### [Dataset extract]
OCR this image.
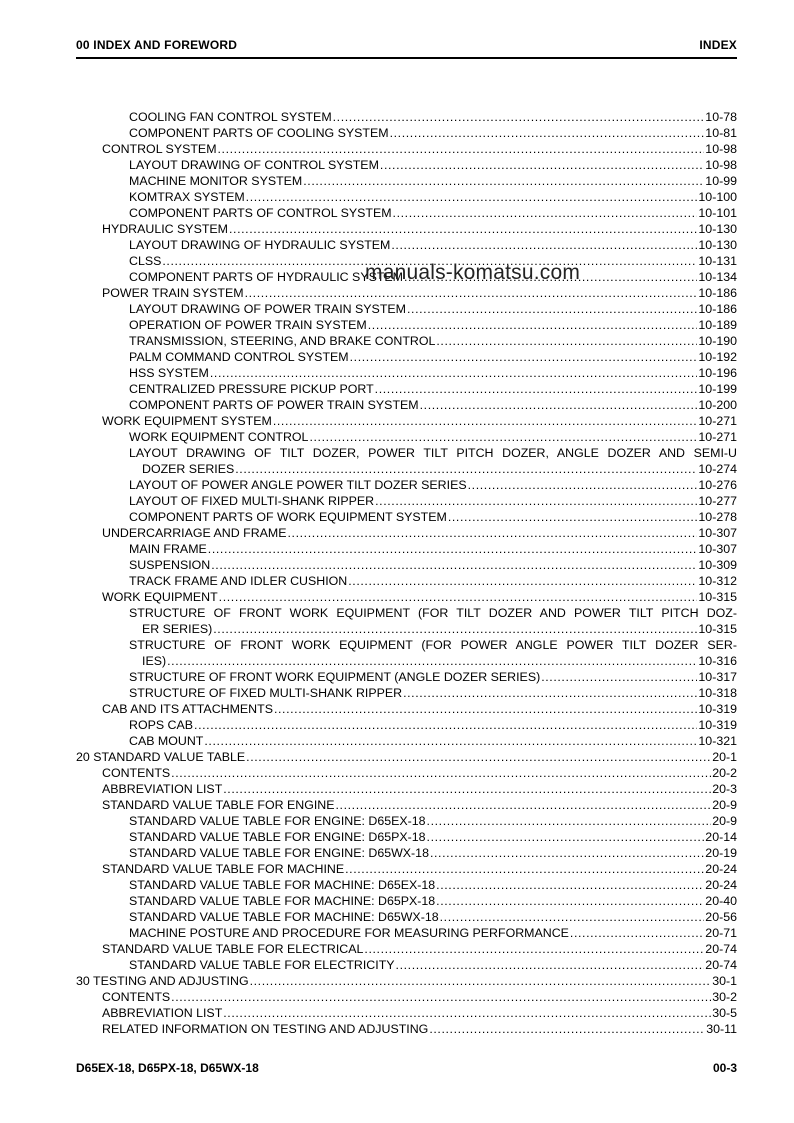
00 INDEX AND FOREWORD	INDEX
COOLING FAN CONTROL SYSTEM .....	10-78
COMPONENT PARTS OF COOLING SYSTEM .....	10-81
CONTROL SYSTEM .....	10-98
LAYOUT DRAWING OF CONTROL SYSTEM .....	10-98
MACHINE MONITOR SYSTEM .....	10-99
KOMTRAX SYSTEM .....	10-100
COMPONENT PARTS OF CONTROL SYSTEM .....	10-101
HYDRAULIC SYSTEM .....	10-130
LAYOUT DRAWING OF HYDRAULIC SYSTEM .....	10-130
CLSS .....	10-131
COMPONENT PARTS OF HYDRAULIC SYSTEM .....	10-134
POWER TRAIN SYSTEM .....	10-186
LAYOUT DRAWING OF POWER TRAIN SYSTEM .....	10-186
OPERATION OF POWER TRAIN SYSTEM .....	10-189
TRANSMISSION, STEERING, AND BRAKE CONTROL .....	10-190
PALM COMMAND CONTROL SYSTEM .....	10-192
HSS SYSTEM .....	10-196
CENTRALIZED PRESSURE PICKUP PORT .....	10-199
COMPONENT PARTS OF POWER TRAIN SYSTEM .....	10-200
WORK EQUIPMENT SYSTEM .....	10-271
WORK EQUIPMENT CONTROL .....	10-271
LAYOUT DRAWING OF TILT DOZER, POWER TILT PITCH DOZER, ANGLE DOZER AND SEMI-U
DOZER SERIES .....	10-274
LAYOUT OF POWER ANGLE POWER TILT DOZER SERIES .....	10-276
LAYOUT OF FIXED MULTI-SHANK RIPPER .....	10-277
COMPONENT PARTS OF WORK EQUIPMENT SYSTEM .....	10-278
UNDERCARRIAGE AND FRAME .....	10-307
MAIN FRAME .....	10-307
SUSPENSION .....	10-309
TRACK FRAME AND IDLER CUSHION .....	10-312
WORK EQUIPMENT .....	10-315
STRUCTURE OF FRONT WORK EQUIPMENT (FOR TILT DOZER AND POWER TILT PITCH DOZ-
ER SERIES) .....	10-315
STRUCTURE OF FRONT WORK EQUIPMENT (FOR POWER ANGLE POWER TILT DOZER SER-
IES) .....	10-316
STRUCTURE OF FRONT WORK EQUIPMENT (ANGLE DOZER SERIES) .....	10-317
STRUCTURE OF FIXED MULTI-SHANK RIPPER .....	10-318
CAB AND ITS ATTACHMENTS .....	10-319
ROPS CAB .....	10-319
CAB MOUNT .....	10-321
20 STANDARD VALUE TABLE .....	20-1
CONTENTS .....	20-2
ABBREVIATION LIST .....	20-3
STANDARD VALUE TABLE FOR ENGINE .....	20-9
STANDARD VALUE TABLE FOR ENGINE: D65EX-18 .....	20-9
STANDARD VALUE TABLE FOR ENGINE: D65PX-18 .....	20-14
STANDARD VALUE TABLE FOR ENGINE: D65WX-18 .....	20-19
STANDARD VALUE TABLE FOR MACHINE .....	20-24
STANDARD VALUE TABLE FOR MACHINE: D65EX-18 .....	20-24
STANDARD VALUE TABLE FOR MACHINE: D65PX-18 .....	20-40
STANDARD VALUE TABLE FOR MACHINE: D65WX-18 .....	20-56
MACHINE POSTURE AND PROCEDURE FOR MEASURING PERFORMANCE .....	20-71
STANDARD VALUE TABLE FOR ELECTRICAL .....	20-74
STANDARD VALUE TABLE FOR ELECTRICITY .....	20-74
30 TESTING AND ADJUSTING .....	30-1
CONTENTS .....	30-2
ABBREVIATION LIST .....	30-5
RELATED INFORMATION ON TESTING AND ADJUSTING .....	30-11
manuals-komatsu.com
D65EX-18, D65PX-18, D65WX-18	00-3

### [Task description]
Say how many lines in this listing hold the string "PARTS", giving the count and nothing more.

### [Output of the task]
5